▸ What to work on: Copy all data exactly. Skip pictures.

┏━━

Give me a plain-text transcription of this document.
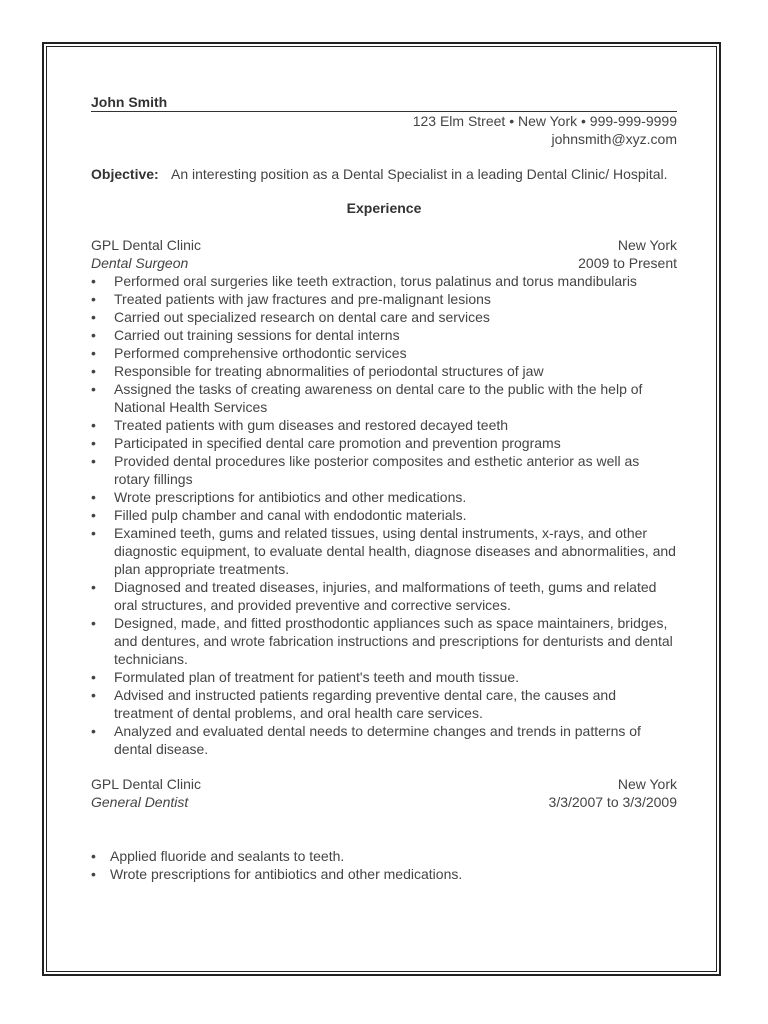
John Smith
123 Elm Street • New York • 999-999-9999
johnsmith@xyz.com
Objective: An interesting position as a Dental Specialist in a leading Dental Clinic/ Hospital.
Experience
GPL Dental Clinic	New York
Dental Surgeon	2009 to Present
• Performed oral surgeries like teeth extraction, torus palatinus and torus mandibularis
• Treated patients with jaw fractures and pre-malignant lesions
• Carried out specialized research on dental care and services
• Carried out training sessions for dental interns
• Performed comprehensive orthodontic services
• Responsible for treating abnormalities of periodontal structures of jaw
• Assigned the tasks of creating awareness on dental care to the public with the help of National Health Services
• Treated patients with gum diseases and restored decayed teeth
• Participated in specified dental care promotion and prevention programs
• Provided dental procedures like posterior composites and esthetic anterior as well as rotary fillings
• Wrote prescriptions for antibiotics and other medications.
• Filled pulp chamber and canal with endodontic materials.
• Examined teeth, gums and related tissues, using dental instruments, x-rays, and other diagnostic equipment, to evaluate dental health, diagnose diseases and abnormalities, and plan appropriate treatments.
• Diagnosed and treated diseases, injuries, and malformations of teeth, gums and related oral structures, and provided preventive and corrective services.
• Designed, made, and fitted prosthodontic appliances such as space maintainers, bridges, and dentures, and wrote fabrication instructions and prescriptions for denturists and dental technicians.
• Formulated plan of treatment for patient's teeth and mouth tissue.
• Advised and instructed patients regarding preventive dental care, the causes and treatment of dental problems, and oral health care services.
• Analyzed and evaluated dental needs to determine changes and trends in patterns of dental disease.
GPL Dental Clinic	New York
General Dentist	3/3/2007 to 3/3/2009
• Applied fluoride and sealants to teeth.
• Wrote prescriptions for antibiotics and other medications.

┗━━

▸ Exercise response:
Give me a plain-text transcription of this document.
John Smith
123 Elm Street • New York • 999-999-9999
johnsmith@xyz.com
Objective: An interesting position as a Dental Specialist in a leading Dental Clinic/ Hospital.
Experience
GPL Dental Clinic	New York
Dental Surgeon	2009 to Present
• Performed oral surgeries like teeth extraction, torus palatinus and torus mandibularis
• Treated patients with jaw fractures and pre-malignant lesions
• Carried out specialized research on dental care and services
• Carried out training sessions for dental interns
• Performed comprehensive orthodontic services
• Responsible for treating abnormalities of periodontal structures of jaw
• Assigned the tasks of creating awareness on dental care to the public with the help of National Health Services
• Treated patients with gum diseases and restored decayed teeth
• Participated in specified dental care promotion and prevention programs
• Provided dental procedures like posterior composites and esthetic anterior as well as rotary fillings
• Wrote prescriptions for antibiotics and other medications.
• Filled pulp chamber and canal with endodontic materials.
• Examined teeth, gums and related tissues, using dental instruments, x-rays, and other diagnostic equipment, to evaluate dental health, diagnose diseases and abnormalities, and plan appropriate treatments.
• Diagnosed and treated diseases, injuries, and malformations of teeth, gums and related oral structures, and provided preventive and corrective services.
• Designed, made, and fitted prosthodontic appliances such as space maintainers, bridges, and dentures, and wrote fabrication instructions and prescriptions for denturists and dental technicians.
• Formulated plan of treatment for patient's teeth and mouth tissue.
• Advised and instructed patients regarding preventive dental care, the causes and treatment of dental problems, and oral health care services.
• Analyzed and evaluated dental needs to determine changes and trends in patterns of dental disease.
GPL Dental Clinic	New York
General Dentist	3/3/2007 to 3/3/2009
• Applied fluoride and sealants to teeth.
• Wrote prescriptions for antibiotics and other medications.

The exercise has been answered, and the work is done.